Problem description —
Copy out the records below with "Join Pocketbook" substituted by "Sign Up for Pocketbook" and all other text unchanged. Leave the pictures out of your answer.
--- Start Material for this task ---
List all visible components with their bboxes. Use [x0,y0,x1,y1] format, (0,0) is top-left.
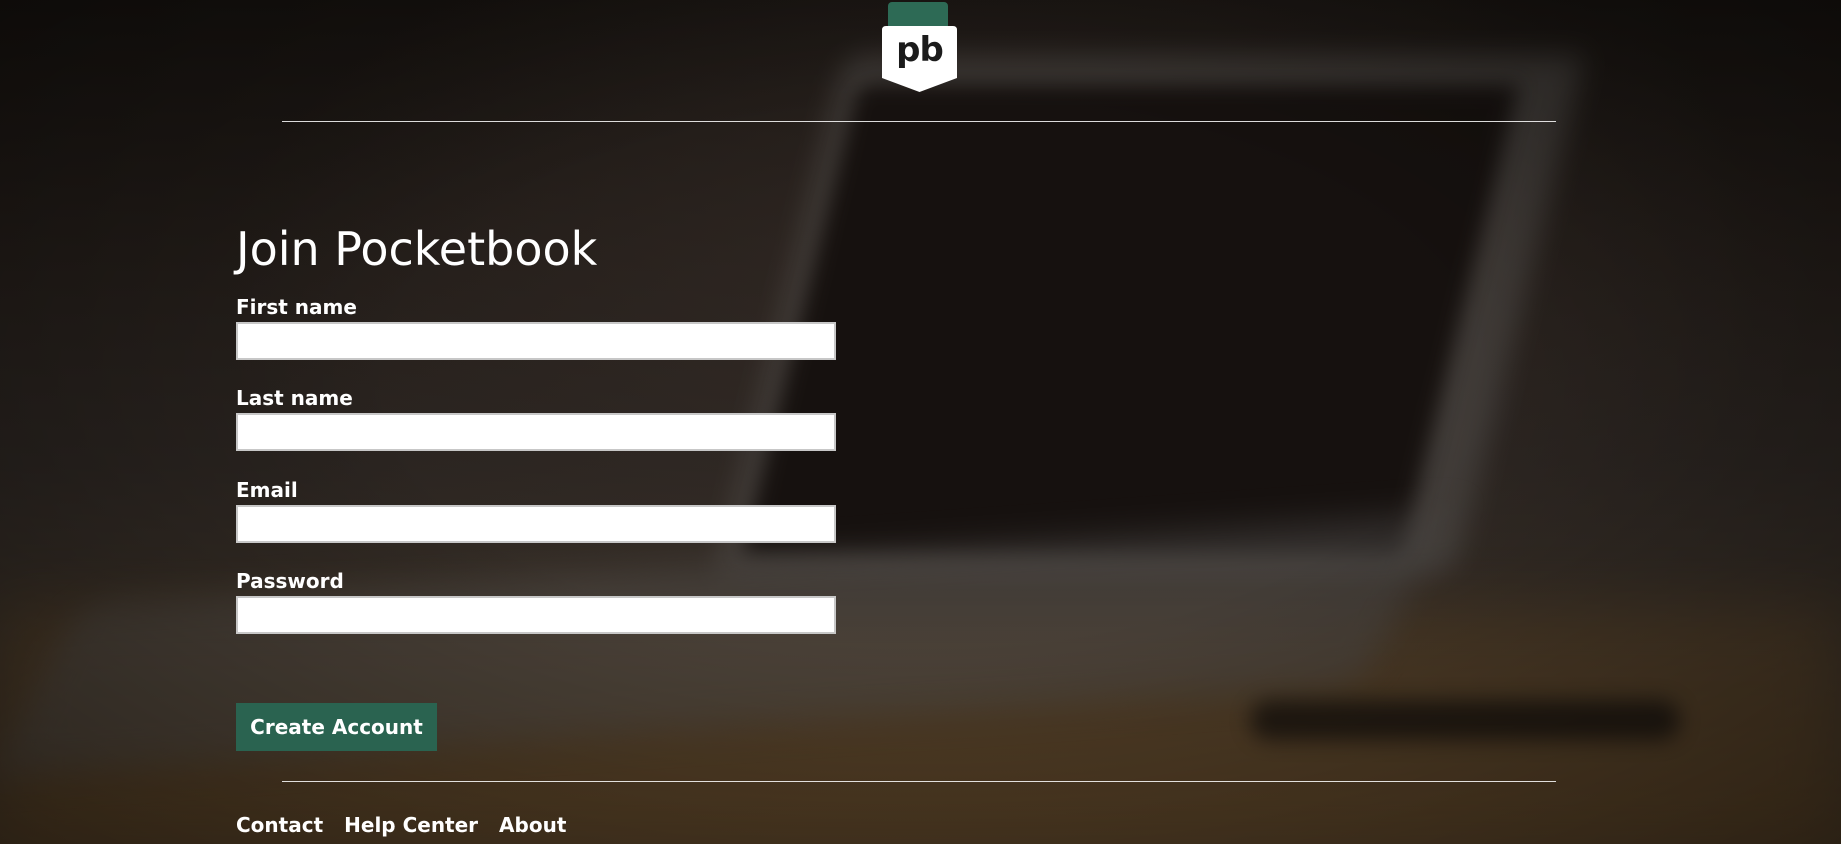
email-label: Email [236,478,298,502]
first-name-label: First name [236,295,357,319]
footer-link-about[interactable]: About [499,813,566,837]
footer-link-contact[interactable]: Contact [236,813,323,837]
logo-text: pb [896,30,944,70]
password-label: Password [236,569,344,593]
background-laptop-screen [741,85,1519,555]
last-name-label: Last name [236,386,353,410]
create-account-button[interactable]: Create Account [236,703,437,751]
first-name-input[interactable] [236,322,836,360]
header-divider [282,121,1556,122]
background-laptop-lid [715,55,1585,575]
pocketbook-logo[interactable]: pb [882,0,957,92]
footer-nav: Contact Help Center About [236,813,566,837]
password-input[interactable] [236,596,836,634]
email-input[interactable] [236,505,836,543]
background-laptop-base [0,514,1448,776]
page-title: Join Pocketbook [236,222,598,276]
footer-divider [282,781,1556,782]
background-pen [1250,700,1680,740]
last-name-input[interactable] [236,413,836,451]
footer-link-help-center[interactable]: Help Center [344,813,478,837]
--- End Material for this task ---
Written solution —
List all visible components with their bboxes. Use [x0,y0,x1,y1] format, (0,0) is top-left.
email-label: Email [236,478,298,502]
first-name-label: First name [236,295,357,319]
footer-link-about[interactable]: About [499,813,566,837]
footer-link-contact[interactable]: Contact [236,813,323,837]
logo-text: pb [896,30,944,70]
password-label: Password [236,569,344,593]
background-laptop-screen [741,85,1519,555]
last-name-label: Last name [236,386,353,410]
create-account-button[interactable]: Create Account [236,703,437,751]
first-name-input[interactable] [236,322,836,360]
header-divider [282,121,1556,122]
background-laptop-lid [715,55,1585,575]
pocketbook-logo[interactable]: pb [882,0,957,92]
footer-nav: Contact Help Center About [236,813,566,837]
password-input[interactable] [236,596,836,634]
email-input[interactable] [236,505,836,543]
background-laptop-base [0,514,1448,776]
page-title: Sign Up for Pocketbook [236,222,598,276]
footer-divider [282,781,1556,782]
background-pen [1250,700,1680,740]
last-name-input[interactable] [236,413,836,451]
footer-link-help-center[interactable]: Help Center [344,813,478,837]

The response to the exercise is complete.